** Begin Data extract **
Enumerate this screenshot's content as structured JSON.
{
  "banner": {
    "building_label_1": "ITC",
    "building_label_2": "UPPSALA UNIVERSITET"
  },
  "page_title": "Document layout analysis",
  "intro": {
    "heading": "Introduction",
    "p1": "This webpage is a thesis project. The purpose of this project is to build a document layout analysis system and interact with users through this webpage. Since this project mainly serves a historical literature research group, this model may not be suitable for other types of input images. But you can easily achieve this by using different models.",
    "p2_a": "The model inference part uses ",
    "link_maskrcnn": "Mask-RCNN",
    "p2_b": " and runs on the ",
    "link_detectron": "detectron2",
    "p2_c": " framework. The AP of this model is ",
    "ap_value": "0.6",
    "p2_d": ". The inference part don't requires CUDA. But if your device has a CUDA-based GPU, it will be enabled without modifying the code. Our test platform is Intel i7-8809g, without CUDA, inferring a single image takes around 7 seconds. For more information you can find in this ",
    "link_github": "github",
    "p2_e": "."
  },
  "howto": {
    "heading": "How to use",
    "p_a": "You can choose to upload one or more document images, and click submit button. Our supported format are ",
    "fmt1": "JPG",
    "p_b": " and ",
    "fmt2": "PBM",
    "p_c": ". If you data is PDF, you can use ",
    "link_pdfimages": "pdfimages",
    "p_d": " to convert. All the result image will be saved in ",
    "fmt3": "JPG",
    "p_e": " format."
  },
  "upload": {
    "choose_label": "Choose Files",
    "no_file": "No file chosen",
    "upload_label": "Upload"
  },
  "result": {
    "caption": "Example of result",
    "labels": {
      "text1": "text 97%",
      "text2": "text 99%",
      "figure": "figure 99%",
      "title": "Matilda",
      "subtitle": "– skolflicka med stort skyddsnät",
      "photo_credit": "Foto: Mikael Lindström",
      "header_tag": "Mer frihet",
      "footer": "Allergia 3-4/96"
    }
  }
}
** End Data extract **
* [Objective] Extract the listing in its entirety, matching it exactly.

* [Exercise result]
Enumerate this screenshot's content as structured JSON.
{
  "banner": {
    "building_label_1": "ITC",
    "building_label_2": "UPPSALA UNIVERSITET"
  },
  "page_title": "Document layout analysis",
  "intro": {
    "heading": "Introduction",
    "p1": "This webpage is a thesis project. The purpose of this project is to build a document layout analysis system and interact with users through this webpage. Since this project mainly serves a historical literature research group, this model may not be suitable for other types of input images. But you can easily achieve this by using different models.",
    "p2_a": "The model inference part uses ",
    "link_maskrcnn": "Mask-RCNN",
    "p2_b": " and runs on the ",
    "link_detectron": "detectron2",
    "p2_c": " framework. The AP of this model is ",
    "ap_value": "0.6",
    "p2_d": ". The inference part don't requires CUDA. But if your device has a CUDA-based GPU, it will be enabled without modifying the code. Our test platform is Intel i7-8809g, without CUDA, inferring a single image takes around 7 seconds. For more information you can find in this ",
    "link_github": "github",
    "p2_e": "."
  },
  "howto": {
    "heading": "How to use",
    "p_a": "You can choose to upload one or more document images, and click submit button. Our supported format are ",
    "fmt1": "JPG",
    "p_b": " and ",
    "fmt2": "PBM",
    "p_c": ". If you data is PDF, you can use ",
    "link_pdfimages": "pdfimages",
    "p_d": " to convert. All the result image will be saved in ",
    "fmt3": "JPG",
    "p_e": " format."
  },
  "upload": {
    "choose_label": "Choose Files",
    "no_file": "No file chosen",
    "upload_label": "Upload"
  },
  "result": {
    "caption": "Example of result",
    "labels": {
      "text1": "text 97%",
      "text2": "text 99%",
      "figure": "figure 99%",
      "title": "Matilda",
      "subtitle": "– skolflicka med stort skyddsnät",
      "photo_credit": "Foto: Mikael Lindström",
      "header_tag": "Mer frihet",
      "footer": "Allergia 3-4/96"
    }
  }
}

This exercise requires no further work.